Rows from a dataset
[start]

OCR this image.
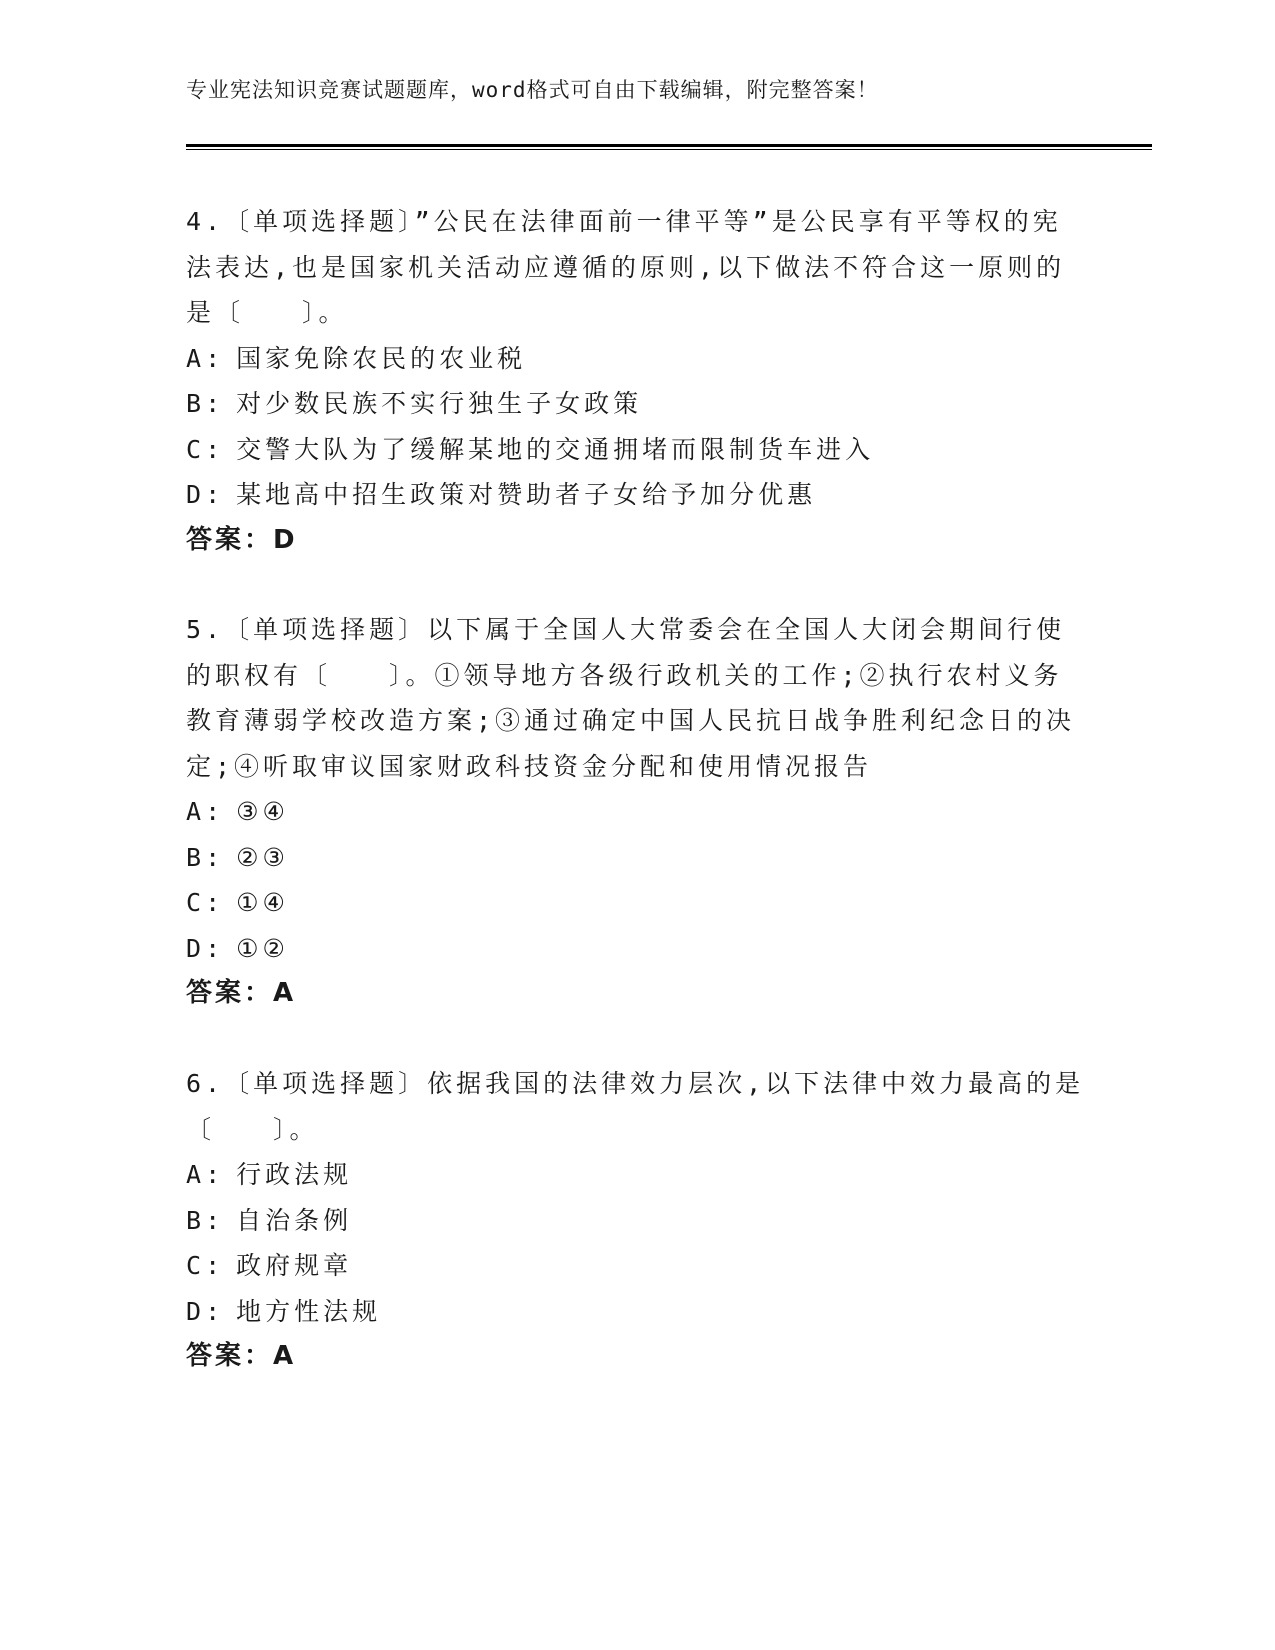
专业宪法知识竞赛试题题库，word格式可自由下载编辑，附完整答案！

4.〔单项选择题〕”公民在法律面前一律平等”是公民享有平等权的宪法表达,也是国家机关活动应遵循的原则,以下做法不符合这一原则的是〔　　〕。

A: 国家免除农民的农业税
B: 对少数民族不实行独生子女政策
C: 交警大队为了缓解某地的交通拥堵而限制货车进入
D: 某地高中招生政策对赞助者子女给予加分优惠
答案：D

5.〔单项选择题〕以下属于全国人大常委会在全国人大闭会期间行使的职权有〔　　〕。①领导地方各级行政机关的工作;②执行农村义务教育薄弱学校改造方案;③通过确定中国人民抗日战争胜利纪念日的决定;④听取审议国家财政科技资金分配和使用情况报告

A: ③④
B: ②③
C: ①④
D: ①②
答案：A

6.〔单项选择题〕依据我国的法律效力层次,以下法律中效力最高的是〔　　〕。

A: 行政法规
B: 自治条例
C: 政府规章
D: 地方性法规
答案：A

[end]

### Stated problem
Every record is to be reproduced exactly, with no pictures included.

### Exercise solution
OCR this image.
专业宪法知识竞赛试题题库，word格式可自由下载编辑，附完整答案！

4.〔单项选择题〕”公民在法律面前一律平等”是公民享有平等权的宪法表达,也是国家机关活动应遵循的原则,以下做法不符合这一原则的是〔　　〕。

A: 国家免除农民的农业税
B: 对少数民族不实行独生子女政策
C: 交警大队为了缓解某地的交通拥堵而限制货车进入
D: 某地高中招生政策对赞助者子女给予加分优惠
答案：D

5.〔单项选择题〕以下属于全国人大常委会在全国人大闭会期间行使的职权有〔　　〕。①领导地方各级行政机关的工作;②执行农村义务教育薄弱学校改造方案;③通过确定中国人民抗日战争胜利纪念日的决定;④听取审议国家财政科技资金分配和使用情况报告

A: ③④
B: ②③
C: ①④
D: ①②
答案：A

6.〔单项选择题〕依据我国的法律效力层次,以下法律中效力最高的是〔　　〕。

A: 行政法规
B: 自治条例
C: 政府规章
D: 地方性法规
答案：A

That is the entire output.